[start Entries supplied]

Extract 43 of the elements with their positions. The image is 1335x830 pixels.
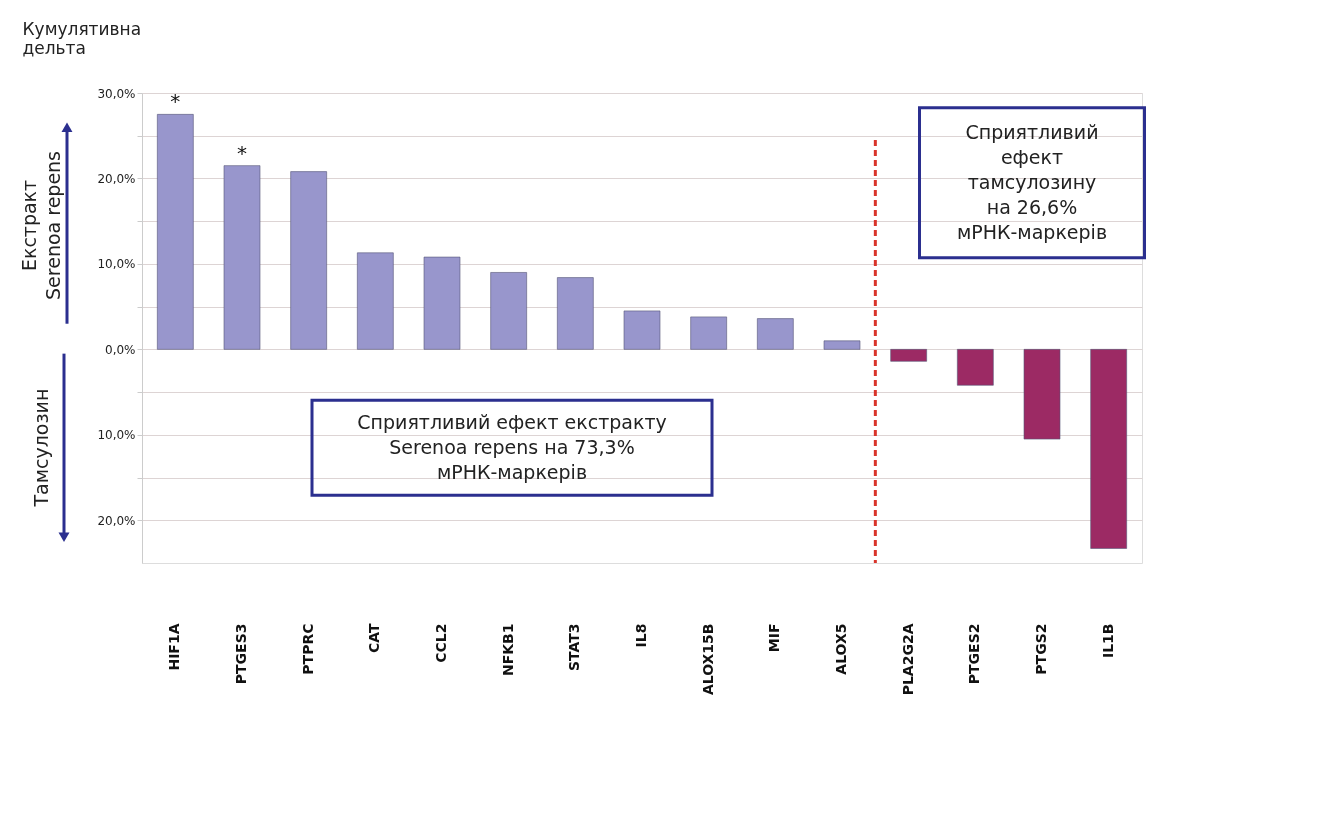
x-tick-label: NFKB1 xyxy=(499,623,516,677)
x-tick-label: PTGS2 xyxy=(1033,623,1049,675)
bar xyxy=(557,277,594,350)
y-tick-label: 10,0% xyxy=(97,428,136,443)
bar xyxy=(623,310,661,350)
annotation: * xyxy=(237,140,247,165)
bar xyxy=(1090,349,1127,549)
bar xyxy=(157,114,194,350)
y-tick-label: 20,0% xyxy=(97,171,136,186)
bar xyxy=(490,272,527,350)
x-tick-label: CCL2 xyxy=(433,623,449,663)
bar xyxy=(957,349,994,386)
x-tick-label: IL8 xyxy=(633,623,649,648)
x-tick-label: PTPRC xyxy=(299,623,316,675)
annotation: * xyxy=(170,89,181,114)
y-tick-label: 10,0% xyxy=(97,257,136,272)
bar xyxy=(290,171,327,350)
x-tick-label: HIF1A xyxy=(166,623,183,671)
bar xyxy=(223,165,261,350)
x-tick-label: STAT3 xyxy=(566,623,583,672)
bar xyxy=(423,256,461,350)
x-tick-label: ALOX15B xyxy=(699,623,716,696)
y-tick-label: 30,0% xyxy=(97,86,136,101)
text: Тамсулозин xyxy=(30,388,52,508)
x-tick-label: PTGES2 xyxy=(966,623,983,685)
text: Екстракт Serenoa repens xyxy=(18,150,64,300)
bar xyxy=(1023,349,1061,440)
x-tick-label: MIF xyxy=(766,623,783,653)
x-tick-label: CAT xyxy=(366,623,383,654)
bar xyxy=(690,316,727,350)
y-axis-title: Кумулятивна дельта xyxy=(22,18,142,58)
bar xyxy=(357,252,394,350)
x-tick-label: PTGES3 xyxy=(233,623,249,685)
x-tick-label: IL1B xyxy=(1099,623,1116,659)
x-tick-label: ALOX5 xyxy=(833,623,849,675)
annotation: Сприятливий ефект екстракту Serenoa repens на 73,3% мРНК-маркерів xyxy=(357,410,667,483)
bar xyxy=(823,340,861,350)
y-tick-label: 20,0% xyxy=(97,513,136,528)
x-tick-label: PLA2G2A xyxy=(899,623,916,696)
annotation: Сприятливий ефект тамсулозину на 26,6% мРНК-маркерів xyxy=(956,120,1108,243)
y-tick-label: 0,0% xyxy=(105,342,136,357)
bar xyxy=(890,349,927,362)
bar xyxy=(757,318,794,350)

[end Entries supplied]
[start Entries supplied]

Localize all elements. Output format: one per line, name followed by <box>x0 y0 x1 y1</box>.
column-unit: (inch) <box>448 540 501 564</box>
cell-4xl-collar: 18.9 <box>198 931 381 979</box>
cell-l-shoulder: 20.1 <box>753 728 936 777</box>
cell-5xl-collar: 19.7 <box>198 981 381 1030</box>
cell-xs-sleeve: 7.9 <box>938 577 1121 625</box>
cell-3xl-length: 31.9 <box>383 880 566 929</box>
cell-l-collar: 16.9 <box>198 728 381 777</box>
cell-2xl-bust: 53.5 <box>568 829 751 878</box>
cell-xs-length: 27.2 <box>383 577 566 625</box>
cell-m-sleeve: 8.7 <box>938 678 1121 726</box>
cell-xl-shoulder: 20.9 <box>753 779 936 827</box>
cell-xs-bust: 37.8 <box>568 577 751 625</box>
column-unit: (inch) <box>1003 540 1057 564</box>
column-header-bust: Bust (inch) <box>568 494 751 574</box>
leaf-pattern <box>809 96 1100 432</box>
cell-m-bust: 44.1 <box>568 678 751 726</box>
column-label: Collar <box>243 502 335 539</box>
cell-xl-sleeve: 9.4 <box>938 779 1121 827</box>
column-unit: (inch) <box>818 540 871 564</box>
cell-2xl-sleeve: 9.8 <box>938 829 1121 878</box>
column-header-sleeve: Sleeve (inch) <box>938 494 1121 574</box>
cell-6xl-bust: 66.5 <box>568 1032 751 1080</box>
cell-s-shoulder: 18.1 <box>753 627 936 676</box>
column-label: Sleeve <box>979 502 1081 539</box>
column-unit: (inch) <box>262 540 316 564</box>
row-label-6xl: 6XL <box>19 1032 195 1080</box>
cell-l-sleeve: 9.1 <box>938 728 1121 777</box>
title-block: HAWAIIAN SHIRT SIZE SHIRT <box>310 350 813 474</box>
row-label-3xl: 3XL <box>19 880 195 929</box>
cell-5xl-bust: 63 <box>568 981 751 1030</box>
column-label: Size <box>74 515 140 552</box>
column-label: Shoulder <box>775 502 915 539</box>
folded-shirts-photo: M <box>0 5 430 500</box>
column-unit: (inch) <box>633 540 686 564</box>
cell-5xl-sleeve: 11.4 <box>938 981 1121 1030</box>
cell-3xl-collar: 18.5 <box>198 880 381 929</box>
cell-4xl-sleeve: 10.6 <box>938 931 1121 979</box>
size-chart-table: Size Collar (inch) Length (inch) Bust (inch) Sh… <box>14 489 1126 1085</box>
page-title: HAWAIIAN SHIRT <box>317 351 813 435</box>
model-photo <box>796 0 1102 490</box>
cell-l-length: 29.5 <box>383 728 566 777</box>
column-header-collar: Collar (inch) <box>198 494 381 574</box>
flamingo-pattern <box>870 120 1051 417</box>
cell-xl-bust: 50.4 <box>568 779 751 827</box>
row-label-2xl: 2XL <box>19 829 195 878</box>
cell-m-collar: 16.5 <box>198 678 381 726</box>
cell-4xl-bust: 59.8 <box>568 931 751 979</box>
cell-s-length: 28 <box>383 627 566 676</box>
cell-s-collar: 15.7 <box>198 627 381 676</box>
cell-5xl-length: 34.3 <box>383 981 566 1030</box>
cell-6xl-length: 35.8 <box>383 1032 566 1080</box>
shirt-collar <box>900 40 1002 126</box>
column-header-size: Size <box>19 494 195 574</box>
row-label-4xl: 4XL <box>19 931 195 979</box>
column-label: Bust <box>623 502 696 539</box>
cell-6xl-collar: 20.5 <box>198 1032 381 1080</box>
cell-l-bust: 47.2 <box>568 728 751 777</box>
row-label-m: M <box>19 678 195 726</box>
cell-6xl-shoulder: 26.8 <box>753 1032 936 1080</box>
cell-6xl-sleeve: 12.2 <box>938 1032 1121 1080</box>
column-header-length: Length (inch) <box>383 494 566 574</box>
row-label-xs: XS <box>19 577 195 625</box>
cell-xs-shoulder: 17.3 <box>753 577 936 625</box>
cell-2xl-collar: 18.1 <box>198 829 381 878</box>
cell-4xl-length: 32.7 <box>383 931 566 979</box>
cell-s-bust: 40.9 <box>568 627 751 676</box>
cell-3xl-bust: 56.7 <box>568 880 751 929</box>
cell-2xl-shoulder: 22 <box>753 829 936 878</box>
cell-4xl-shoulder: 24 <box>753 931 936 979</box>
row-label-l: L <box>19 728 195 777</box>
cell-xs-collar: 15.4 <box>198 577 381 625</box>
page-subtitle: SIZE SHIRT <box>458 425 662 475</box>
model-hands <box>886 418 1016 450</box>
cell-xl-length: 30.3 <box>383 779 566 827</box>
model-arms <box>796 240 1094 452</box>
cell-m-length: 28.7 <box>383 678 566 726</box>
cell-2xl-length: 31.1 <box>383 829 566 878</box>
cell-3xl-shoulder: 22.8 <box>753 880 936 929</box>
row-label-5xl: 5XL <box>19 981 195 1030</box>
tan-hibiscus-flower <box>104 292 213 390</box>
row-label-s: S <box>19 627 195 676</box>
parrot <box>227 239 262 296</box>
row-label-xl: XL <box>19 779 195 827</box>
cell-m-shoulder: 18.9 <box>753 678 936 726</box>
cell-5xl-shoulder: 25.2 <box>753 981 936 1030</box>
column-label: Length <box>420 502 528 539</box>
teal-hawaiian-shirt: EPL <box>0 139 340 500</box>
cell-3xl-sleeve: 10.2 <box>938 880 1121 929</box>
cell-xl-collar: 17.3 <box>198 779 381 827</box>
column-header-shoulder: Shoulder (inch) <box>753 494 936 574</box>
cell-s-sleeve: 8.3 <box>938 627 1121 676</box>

[end Entries supplied]
[start Entries supplied]

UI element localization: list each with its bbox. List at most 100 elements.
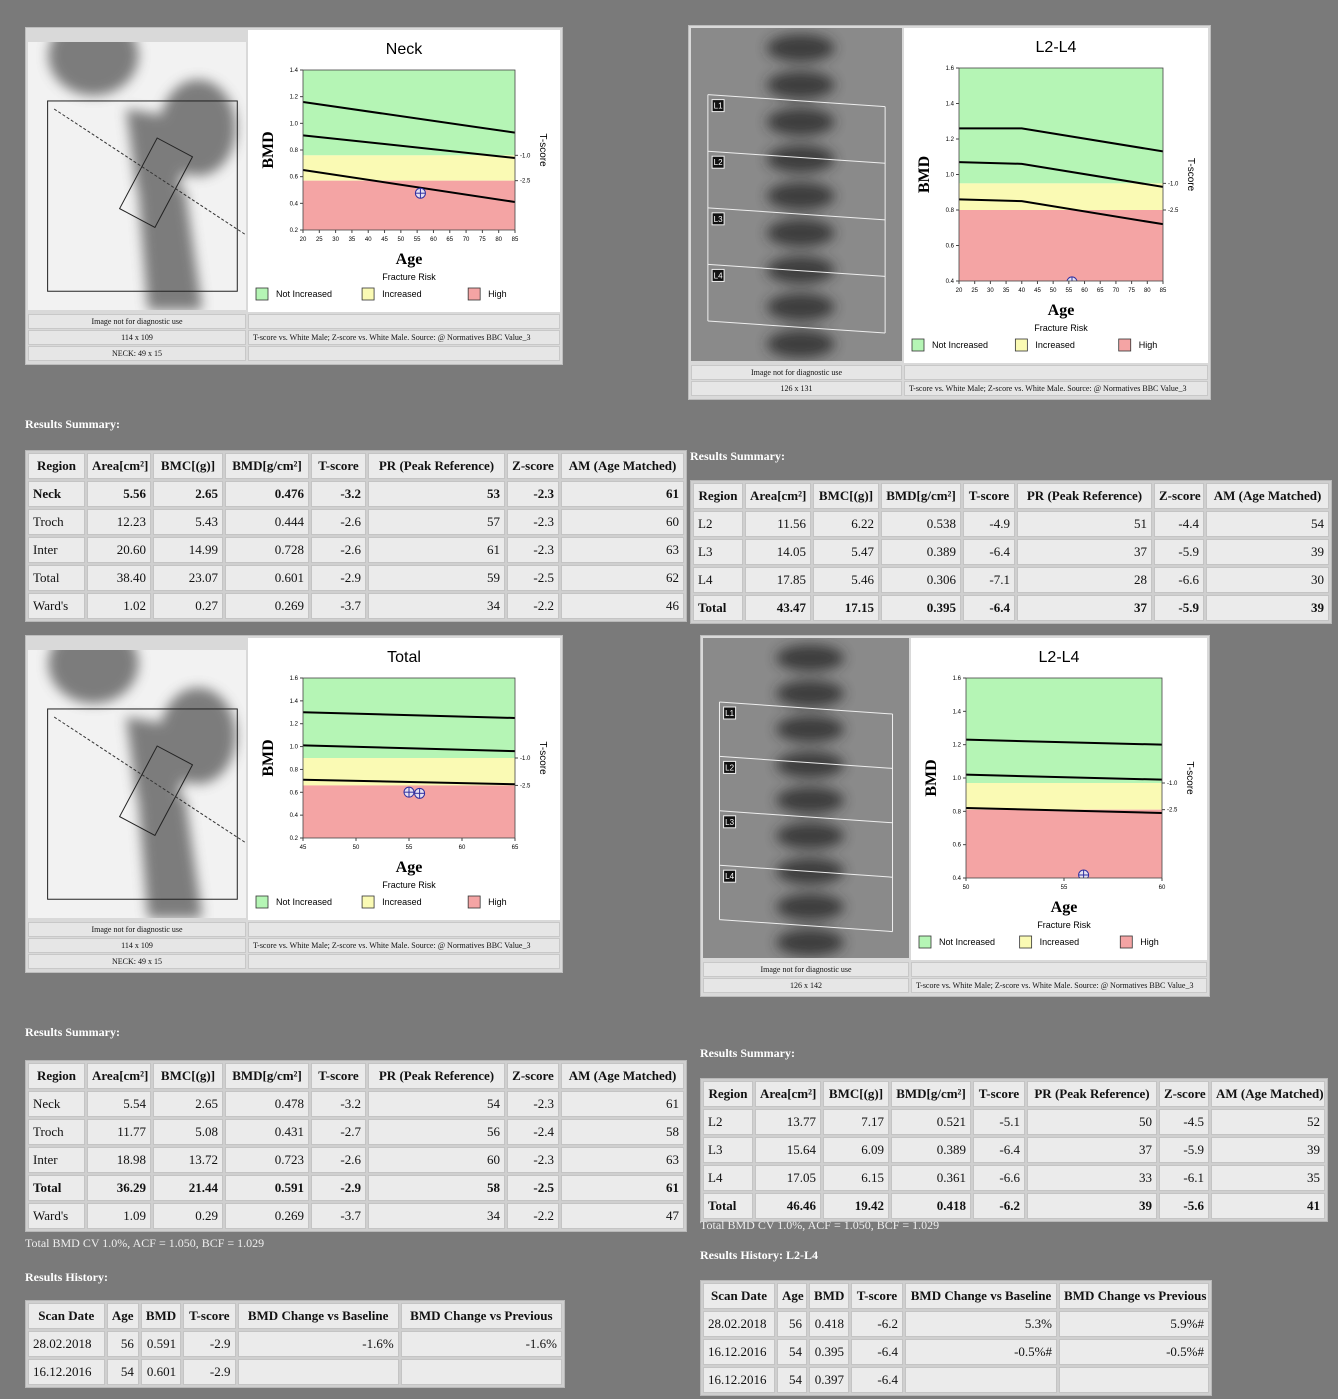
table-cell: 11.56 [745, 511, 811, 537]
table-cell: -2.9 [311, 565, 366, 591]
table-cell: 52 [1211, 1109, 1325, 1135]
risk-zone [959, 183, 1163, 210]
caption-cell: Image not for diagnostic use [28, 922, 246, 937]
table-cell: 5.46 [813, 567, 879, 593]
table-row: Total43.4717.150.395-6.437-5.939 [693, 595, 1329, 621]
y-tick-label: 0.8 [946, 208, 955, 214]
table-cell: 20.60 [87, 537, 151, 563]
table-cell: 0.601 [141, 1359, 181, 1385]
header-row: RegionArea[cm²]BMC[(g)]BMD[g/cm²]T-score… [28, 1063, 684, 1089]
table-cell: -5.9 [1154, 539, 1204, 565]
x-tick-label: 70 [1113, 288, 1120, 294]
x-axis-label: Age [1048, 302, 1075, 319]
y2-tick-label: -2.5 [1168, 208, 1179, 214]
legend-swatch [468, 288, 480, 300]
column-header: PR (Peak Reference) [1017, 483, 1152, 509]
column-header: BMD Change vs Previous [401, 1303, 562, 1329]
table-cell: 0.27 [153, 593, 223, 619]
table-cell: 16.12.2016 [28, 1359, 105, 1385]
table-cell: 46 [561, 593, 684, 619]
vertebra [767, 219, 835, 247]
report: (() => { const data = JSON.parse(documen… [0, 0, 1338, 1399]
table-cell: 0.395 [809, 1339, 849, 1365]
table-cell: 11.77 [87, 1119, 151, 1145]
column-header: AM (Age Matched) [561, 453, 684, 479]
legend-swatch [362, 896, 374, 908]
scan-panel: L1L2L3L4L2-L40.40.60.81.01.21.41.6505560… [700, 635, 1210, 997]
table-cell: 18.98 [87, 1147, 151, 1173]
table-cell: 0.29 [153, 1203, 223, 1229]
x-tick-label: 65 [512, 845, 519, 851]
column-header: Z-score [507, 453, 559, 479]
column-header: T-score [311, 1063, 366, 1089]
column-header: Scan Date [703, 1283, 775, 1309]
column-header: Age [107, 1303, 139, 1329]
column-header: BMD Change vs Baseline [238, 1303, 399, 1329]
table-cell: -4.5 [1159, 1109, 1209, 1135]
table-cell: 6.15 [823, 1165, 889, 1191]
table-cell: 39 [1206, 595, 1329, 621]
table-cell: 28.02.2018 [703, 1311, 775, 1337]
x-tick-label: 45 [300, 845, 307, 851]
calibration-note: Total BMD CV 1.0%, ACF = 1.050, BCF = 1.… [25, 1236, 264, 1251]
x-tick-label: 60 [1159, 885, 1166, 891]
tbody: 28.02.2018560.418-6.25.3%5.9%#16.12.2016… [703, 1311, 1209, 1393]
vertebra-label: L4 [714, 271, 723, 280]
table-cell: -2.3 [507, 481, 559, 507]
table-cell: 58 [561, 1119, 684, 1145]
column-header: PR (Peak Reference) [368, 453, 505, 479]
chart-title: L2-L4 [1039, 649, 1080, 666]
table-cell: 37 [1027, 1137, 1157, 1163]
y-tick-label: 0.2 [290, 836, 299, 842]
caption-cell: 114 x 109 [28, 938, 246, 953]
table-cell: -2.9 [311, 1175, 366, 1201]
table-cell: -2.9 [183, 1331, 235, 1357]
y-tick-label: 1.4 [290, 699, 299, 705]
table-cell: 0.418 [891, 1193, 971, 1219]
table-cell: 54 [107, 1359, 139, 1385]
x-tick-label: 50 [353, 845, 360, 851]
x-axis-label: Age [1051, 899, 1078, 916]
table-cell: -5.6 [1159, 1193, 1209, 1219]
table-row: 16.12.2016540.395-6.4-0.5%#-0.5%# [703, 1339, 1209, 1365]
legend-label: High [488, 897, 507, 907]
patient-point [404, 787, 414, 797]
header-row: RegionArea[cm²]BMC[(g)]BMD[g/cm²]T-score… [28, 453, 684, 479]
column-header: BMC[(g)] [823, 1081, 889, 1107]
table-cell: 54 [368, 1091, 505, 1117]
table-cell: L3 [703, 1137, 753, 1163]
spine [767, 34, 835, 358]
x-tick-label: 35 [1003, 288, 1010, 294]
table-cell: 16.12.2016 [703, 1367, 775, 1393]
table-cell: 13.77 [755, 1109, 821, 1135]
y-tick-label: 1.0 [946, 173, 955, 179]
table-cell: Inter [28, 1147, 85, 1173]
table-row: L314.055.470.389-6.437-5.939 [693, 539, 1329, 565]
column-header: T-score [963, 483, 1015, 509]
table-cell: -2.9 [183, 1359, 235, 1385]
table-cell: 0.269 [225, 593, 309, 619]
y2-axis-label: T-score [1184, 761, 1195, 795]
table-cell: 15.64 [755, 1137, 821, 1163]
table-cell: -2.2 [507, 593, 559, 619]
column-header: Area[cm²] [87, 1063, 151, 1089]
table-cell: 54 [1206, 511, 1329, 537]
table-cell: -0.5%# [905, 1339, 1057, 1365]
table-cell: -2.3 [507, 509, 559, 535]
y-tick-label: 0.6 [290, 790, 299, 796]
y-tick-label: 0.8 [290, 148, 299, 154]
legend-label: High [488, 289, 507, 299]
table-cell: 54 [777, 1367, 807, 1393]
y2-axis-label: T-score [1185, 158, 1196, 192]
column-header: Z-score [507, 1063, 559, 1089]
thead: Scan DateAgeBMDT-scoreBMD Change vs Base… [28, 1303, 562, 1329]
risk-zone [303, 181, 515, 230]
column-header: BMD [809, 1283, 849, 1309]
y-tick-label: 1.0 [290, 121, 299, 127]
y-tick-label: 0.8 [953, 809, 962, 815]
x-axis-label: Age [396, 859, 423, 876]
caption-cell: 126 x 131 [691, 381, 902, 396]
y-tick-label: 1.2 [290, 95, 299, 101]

[end Entries supplied]

Copy the lines word for word, from the line with "Localize all elements." up to and including the line with "cell-3xl-length: 31.9 <box>383".

Exercise result>
Localize all elements. Output format: one per line, name followed by <box>x0 y0 x1 y1</box>.
column-unit: (inch) <box>448 540 501 564</box>
cell-4xl-collar: 18.9 <box>198 931 381 979</box>
cell-l-shoulder: 20.1 <box>753 728 936 777</box>
cell-5xl-collar: 19.7 <box>198 981 381 1030</box>
cell-xs-sleeve: 7.9 <box>938 577 1121 625</box>
cell-3xl-length: 31.9 <box>383 880 566 929</box>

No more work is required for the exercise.